Work required — Which lines contain the word "toutes"? Return each of them as written.

Input —

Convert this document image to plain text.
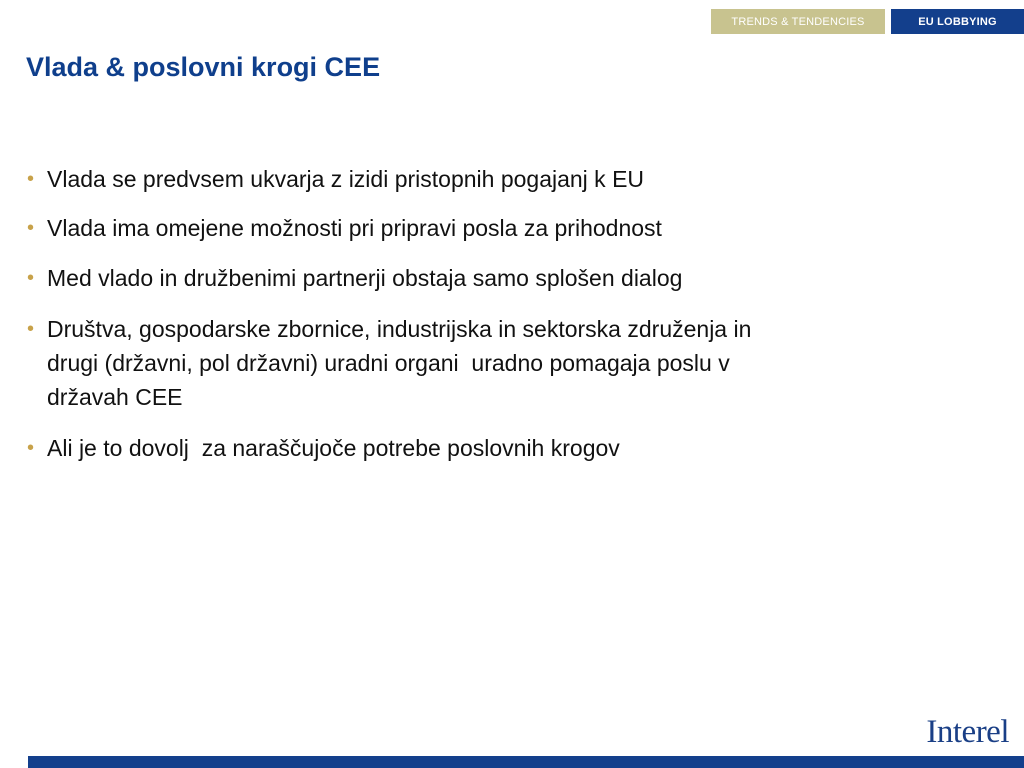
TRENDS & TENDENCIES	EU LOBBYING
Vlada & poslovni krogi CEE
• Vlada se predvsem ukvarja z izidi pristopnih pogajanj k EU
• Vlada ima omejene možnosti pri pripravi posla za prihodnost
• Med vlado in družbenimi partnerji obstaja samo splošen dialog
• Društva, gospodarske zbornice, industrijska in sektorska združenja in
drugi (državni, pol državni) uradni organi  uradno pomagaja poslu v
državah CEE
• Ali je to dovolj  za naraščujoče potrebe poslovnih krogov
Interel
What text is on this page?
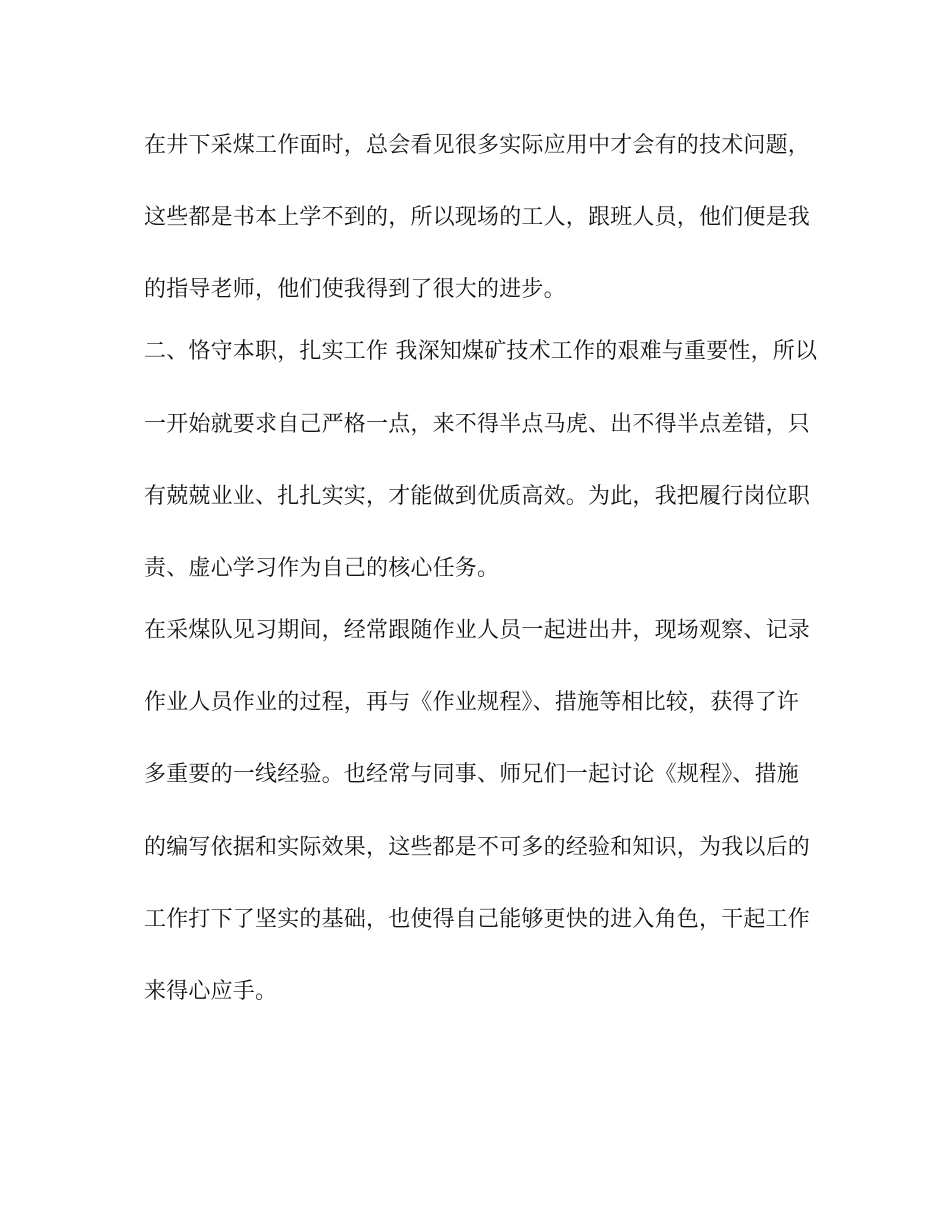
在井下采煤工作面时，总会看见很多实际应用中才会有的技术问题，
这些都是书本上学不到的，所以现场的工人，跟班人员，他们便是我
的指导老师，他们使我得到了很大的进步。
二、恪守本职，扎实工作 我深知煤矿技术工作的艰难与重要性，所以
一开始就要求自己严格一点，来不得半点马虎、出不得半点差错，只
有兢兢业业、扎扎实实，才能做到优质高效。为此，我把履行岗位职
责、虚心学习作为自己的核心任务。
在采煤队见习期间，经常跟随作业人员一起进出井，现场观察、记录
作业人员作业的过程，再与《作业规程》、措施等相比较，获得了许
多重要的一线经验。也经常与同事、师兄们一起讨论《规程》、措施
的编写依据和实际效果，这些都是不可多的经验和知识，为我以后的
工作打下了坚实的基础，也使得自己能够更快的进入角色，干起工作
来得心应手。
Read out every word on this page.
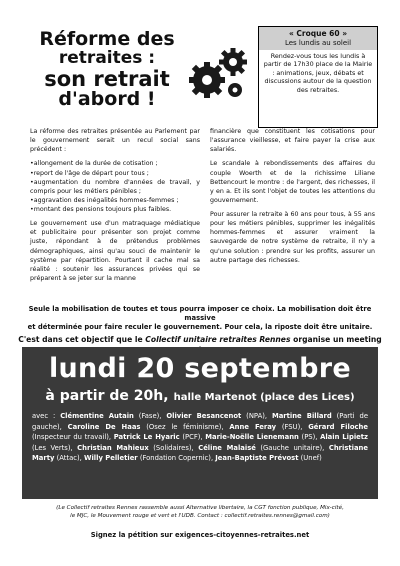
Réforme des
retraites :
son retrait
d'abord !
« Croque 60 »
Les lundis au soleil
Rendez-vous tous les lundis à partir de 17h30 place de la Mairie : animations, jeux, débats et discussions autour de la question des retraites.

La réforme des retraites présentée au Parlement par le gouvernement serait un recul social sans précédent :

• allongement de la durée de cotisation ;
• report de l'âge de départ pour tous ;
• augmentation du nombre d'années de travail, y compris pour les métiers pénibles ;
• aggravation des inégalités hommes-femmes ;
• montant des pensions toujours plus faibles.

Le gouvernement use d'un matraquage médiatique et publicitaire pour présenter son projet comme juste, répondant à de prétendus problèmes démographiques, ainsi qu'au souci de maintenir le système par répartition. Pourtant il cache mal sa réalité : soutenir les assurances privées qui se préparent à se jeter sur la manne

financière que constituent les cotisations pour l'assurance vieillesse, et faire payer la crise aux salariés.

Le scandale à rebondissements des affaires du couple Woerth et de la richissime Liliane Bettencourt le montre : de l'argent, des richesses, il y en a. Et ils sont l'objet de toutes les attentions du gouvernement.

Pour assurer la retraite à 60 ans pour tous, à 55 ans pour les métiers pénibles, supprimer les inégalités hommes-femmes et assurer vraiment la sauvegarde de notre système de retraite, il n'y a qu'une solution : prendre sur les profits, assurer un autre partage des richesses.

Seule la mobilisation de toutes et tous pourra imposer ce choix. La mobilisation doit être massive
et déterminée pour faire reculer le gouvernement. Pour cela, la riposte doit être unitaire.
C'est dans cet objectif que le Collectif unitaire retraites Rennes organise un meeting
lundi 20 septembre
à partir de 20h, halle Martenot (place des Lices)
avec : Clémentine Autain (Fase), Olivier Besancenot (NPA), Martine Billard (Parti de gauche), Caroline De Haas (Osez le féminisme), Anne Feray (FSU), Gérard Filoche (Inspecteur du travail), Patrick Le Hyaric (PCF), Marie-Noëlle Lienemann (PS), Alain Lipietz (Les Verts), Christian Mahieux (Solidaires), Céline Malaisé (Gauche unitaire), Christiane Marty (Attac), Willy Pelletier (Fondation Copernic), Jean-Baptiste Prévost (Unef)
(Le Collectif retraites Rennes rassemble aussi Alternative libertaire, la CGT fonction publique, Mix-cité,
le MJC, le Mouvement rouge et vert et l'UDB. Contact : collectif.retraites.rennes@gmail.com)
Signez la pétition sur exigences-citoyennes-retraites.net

Complete output —
Le scandale à rebondissements des affaires du couple Woerth et de la richissime Liliane Bettencourt le montre : de l'argent, des richesses, il y en a. Et ils sont l'objet de toutes les attentions du gouvernement.
Seule la mobilisation de toutes et tous pourra imposer ce choix. La mobilisation doit être massive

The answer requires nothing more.